__Records contained in a dataset__.

★ ★ ★ ★ ★ ★ ★

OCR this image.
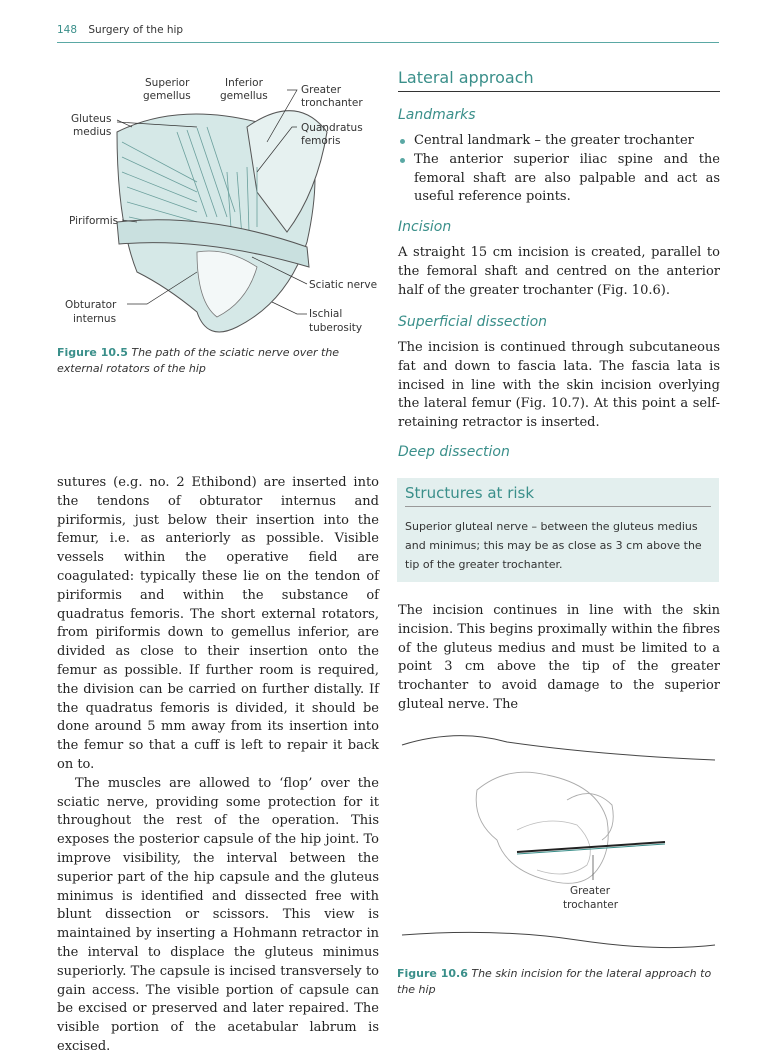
148 Surgery of the hip
Superior
gemellus
Inferior
gemellus	Greater
tronchanter
Gluteus
medius	Quandratus
femoris
Piriformis
Sciatic nerve
Obturator
internus	Ischial
tuberosity
Figure 10.5 The path of the sciatic nerve over the external rotators of the hip

sutures (e.g. no. 2 Ethibond) are inserted into the tendons of obturator internus and piriformis, just below their insertion into the femur, i.e. as anteriorly as possible. Visible vessels within the operative field are coagulated: typically these lie on the tendon of piriformis and within the substance of quadratus femoris. The short external rotators, from piriformis down to gemellus inferior, are divided as close to their insertion onto the femur as possible. If further room is required, the division can be carried on further distally. If the quadratus femoris is divided, it should be done around 5 mm away from its insertion into the femur so that a cuff is left to repair it back on to.

The muscles are allowed to ‘flop’ over the sciatic nerve, providing some protection for it throughout the rest of the operation. This exposes the posterior capsule of the hip joint. To improve visibility, the interval between the superior part of the hip capsule and the gluteus minimus is identified and dissected free with blunt dissection or scissors. This view is maintained by inserting a Hohmann retractor in the interval to displace the gluteus minimus superiorly. The capsule is incised transversely to gain access. The visible portion of capsule can be excised or preserved and later repaired. The visible portion of the acetabular labrum is excised.

Lateral approach
Landmarks
Central landmark – the greater trochanter
The anterior superior iliac spine and the femoral shaft are also palpable and act as useful reference points.
Incision

A straight 15 cm incision is created, parallel to the femoral shaft and centred on the anterior half of the greater trochanter (Fig. 10.6).

Superficial dissection

The incision is continued through subcutaneous fat and down to fascia lata. The fascia lata is incised in line with the skin incision overlying the lateral femur (Fig. 10.7). At this point a self-retaining retractor is inserted.

Deep dissection
Structures at risk
Superior gluteal nerve – between the gluteus medius and minimus; this may be as close as 3 cm above the tip of the greater trochanter.

The incision continues in line with the skin incision. This begins proximally within the fibres of the gluteus medius and must be limited to a point 3 cm above the tip of the greater trochanter to avoid damage to the superior gluteal nerve. The

Greater
trochanter
Figure 10.6 The skin incision for the lateral approach to the hip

★ ★ ★ ★ ★ ★ ★

__What you should do__. Select every line of the material above holding the word "dissection" and copy it.

__Correct answer__.
The muscles are allowed to ‘flop’ over the sciatic nerve, providing some protection for it throughout the rest of the operation. This exposes the posterior capsule of the hip joint. To improve visibility, the interval between the superior part of the hip capsule and the gluteus minimus is identified and dissected free with blunt dissection or scissors. This view is maintained by inserting a Hohmann retractor in the interval to displace the gluteus minimus superiorly. The capsule is incised transversely to gain access. The visible portion of capsule can be excised or preserved and later repaired. The visible portion of the acetabular labrum is excised.
Superficial dissection
Deep dissection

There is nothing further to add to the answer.